Entries
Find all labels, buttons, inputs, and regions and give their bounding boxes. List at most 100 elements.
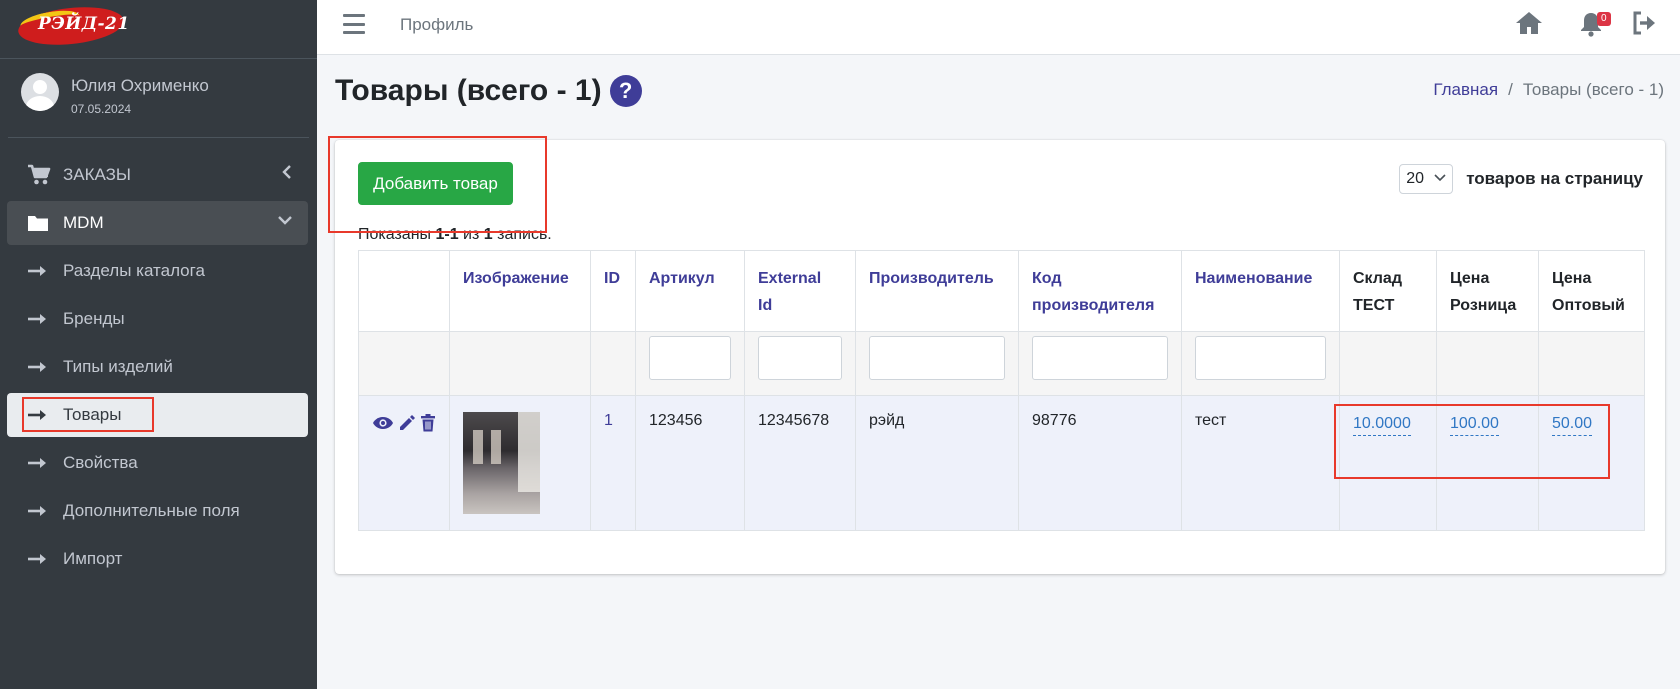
sidebar-item-orders[interactable]: ЗАКАЗЫ: [7, 153, 308, 197]
breadcrumb-current: Товары (всего - 1): [1522, 80, 1664, 99]
filter-manufacturer-input[interactable]: [869, 336, 1005, 380]
pencil-icon[interactable]: [398, 414, 416, 437]
column-header-manufacturer-code[interactable]: Код производителя: [1018, 250, 1182, 332]
column-header-article[interactable]: Артикул: [635, 250, 745, 332]
filter-cell-actions: [358, 331, 450, 396]
column-header-external-id[interactable]: External Id: [744, 250, 856, 332]
sidebar-item-label: MDM: [63, 213, 104, 232]
column-header-label-2: ТЕСТ: [1353, 297, 1395, 314]
row-image-cell: [449, 395, 591, 531]
sidebar-item-label: Бренды: [63, 309, 125, 328]
avatar-head: [33, 80, 47, 94]
column-header-label: Склад: [1353, 270, 1402, 287]
sidebar-item-label: Импорт: [63, 549, 123, 568]
sidebar-item-catalog-sections[interactable]: Разделы каталога: [7, 249, 308, 293]
brand-logo[interactable]: РЭЙД-21: [16, 2, 129, 50]
row-id[interactable]: 1: [590, 395, 636, 531]
brand: РЭЙД-21: [0, 0, 317, 59]
filter-cell-price-retail: [1436, 331, 1539, 396]
column-header-label: Цена: [1552, 270, 1592, 287]
user-panel: Юлия Охрименко 07.05.2024: [8, 59, 309, 138]
table-filter-row: [358, 331, 1645, 396]
column-header-label: Изображение: [463, 270, 569, 287]
sidebar: РЭЙД-21 Юлия Охрименко 07.05.2024 ЗАКАЗЫ…: [0, 0, 317, 689]
column-header-label: ID: [604, 270, 620, 287]
avatar-shoulders: [26, 96, 54, 111]
row-article: 123456: [635, 395, 745, 531]
sidebar-item-brands[interactable]: Бренды: [7, 297, 308, 341]
column-header-label: Производитель: [869, 270, 994, 287]
sidebar-item-properties[interactable]: Свойства: [7, 441, 308, 485]
arrow-right-icon: [27, 260, 53, 282]
per-page-select[interactable]: 20: [1399, 164, 1454, 194]
filter-cell-article: [635, 331, 745, 396]
eye-icon[interactable]: [372, 415, 394, 436]
filter-cell-stock-test: [1339, 331, 1437, 396]
cart-icon: [27, 164, 53, 186]
trash-icon[interactable]: [420, 414, 436, 437]
column-header-image[interactable]: Изображение: [449, 250, 591, 332]
column-header-name[interactable]: Наименование: [1181, 250, 1340, 332]
notification-badge: 0: [1597, 12, 1611, 26]
help-icon[interactable]: ?: [609, 75, 642, 107]
filter-cell-manufacturer: [855, 331, 1019, 396]
filter-external-id-input[interactable]: [758, 336, 842, 380]
column-header-label-2: Оптовый: [1552, 297, 1625, 314]
row-external-id: 12345678: [744, 395, 856, 531]
row-manufacturer-code: 98776: [1018, 395, 1182, 531]
profile-link[interactable]: Профиль: [400, 15, 473, 35]
filter-cell-price-wholesale: [1538, 331, 1645, 396]
column-header-label: Код: [1032, 270, 1062, 287]
filter-cell-id: [590, 331, 636, 396]
filter-article-input[interactable]: [649, 336, 731, 380]
notifications-button[interactable]: 0: [1579, 11, 1613, 39]
column-header-price-wholesale: Цена Оптовый: [1538, 250, 1645, 332]
thumbnail-detail: [473, 430, 483, 464]
filter-manufacturer-code-input[interactable]: [1032, 336, 1168, 380]
user-date: 07.05.2024: [71, 102, 132, 116]
breadcrumb: Главная / Товары (всего - 1): [1433, 80, 1664, 100]
home-icon[interactable]: [1514, 10, 1544, 41]
topbar: Профиль 0: [317, 0, 1680, 55]
row-actions: [358, 395, 450, 531]
sidebar-item-import[interactable]: Импорт: [7, 537, 308, 581]
sidebar-item-product-types[interactable]: Типы изделий: [7, 345, 308, 389]
logout-icon[interactable]: [1632, 11, 1658, 40]
arrow-right-icon: [27, 308, 53, 330]
arrow-right-icon: [27, 452, 53, 474]
products-table: Изображение ID Артикул External Id Произв…: [358, 250, 1645, 531]
column-header-label-2: Розница: [1450, 297, 1517, 314]
filter-name-input[interactable]: [1195, 336, 1326, 380]
avatar[interactable]: [21, 73, 59, 111]
thumbnail-detail: [518, 412, 540, 492]
filter-cell-manufacturer-code: [1018, 331, 1182, 396]
user-name[interactable]: Юлия Охрименко: [71, 76, 209, 96]
column-header-label: Наименование: [1195, 270, 1313, 287]
table-header-row: Изображение ID Артикул External Id Произв…: [358, 250, 1645, 332]
hamburger-menu-icon[interactable]: [343, 14, 365, 34]
per-page-control: 20 товаров на страницу: [1399, 164, 1643, 194]
column-header-manufacturer[interactable]: Производитель: [855, 250, 1019, 332]
product-thumbnail[interactable]: [463, 412, 540, 514]
sidebar-item-label: Дополнительные поля: [63, 501, 240, 520]
sidebar-item-label: Свойства: [63, 453, 138, 472]
filter-cell-external-id: [744, 331, 856, 396]
chevron-down-icon: [1434, 173, 1446, 185]
arrow-right-icon: [27, 356, 53, 378]
annotation-box-add-button: [328, 136, 547, 233]
column-header-id[interactable]: ID: [590, 250, 636, 332]
row-name: тест: [1181, 395, 1340, 531]
column-header-label-2: Id: [758, 297, 773, 314]
breadcrumb-separator: /: [1508, 80, 1513, 99]
thumbnail-detail: [491, 430, 501, 464]
chevron-left-icon: [282, 165, 292, 182]
row-id-link[interactable]: 1: [604, 412, 613, 429]
sidebar-item-extra-fields[interactable]: Дополнительные поля: [7, 489, 308, 533]
sidebar-item-mdm[interactable]: MDM: [7, 201, 308, 245]
breadcrumb-home[interactable]: Главная: [1433, 80, 1498, 99]
row-manufacturer: рэйд: [855, 395, 1019, 531]
page-title-text: Товары (всего - 1): [335, 74, 602, 107]
column-header-price-retail: Цена Розница: [1436, 250, 1539, 332]
column-header-stock-test: Склад ТЕСТ: [1339, 250, 1437, 332]
column-header-actions: [358, 250, 450, 332]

:: YOUR TASK ::
Turn the entries from the line containing "sidebar-item-orders[interactable]: ЗАКАЗЫ: [7, 153, 308, 197]" down through the line containing "sidebar-item-label: MDM: [63, 213, 104, 232]" into a numbered list, including both of those lines and omitting any blank lines.

:: EXPECTED OUTPUT ::
1. sidebar-item-orders[interactable]: ЗАКАЗЫ: [7, 153, 308, 197]
2. breadcrumb-current: Товары (всего - 1): [1522, 80, 1664, 99]
3. filter-manufacturer-input[interactable]: [869, 336, 1005, 380]
4. pencil-icon[interactable]: [398, 414, 416, 437]
5. column-header-manufacturer-code[interactable]: Код производителя: [1018, 250, 1182, 332]
6. column-header-article[interactable]: Артикул: [635, 250, 745, 332]
7. filter-cell-actions: [358, 331, 450, 396]
8. column-header-external-id[interactable]: External Id: [744, 250, 856, 332]
9. sidebar-item-label: MDM: [63, 213, 104, 232]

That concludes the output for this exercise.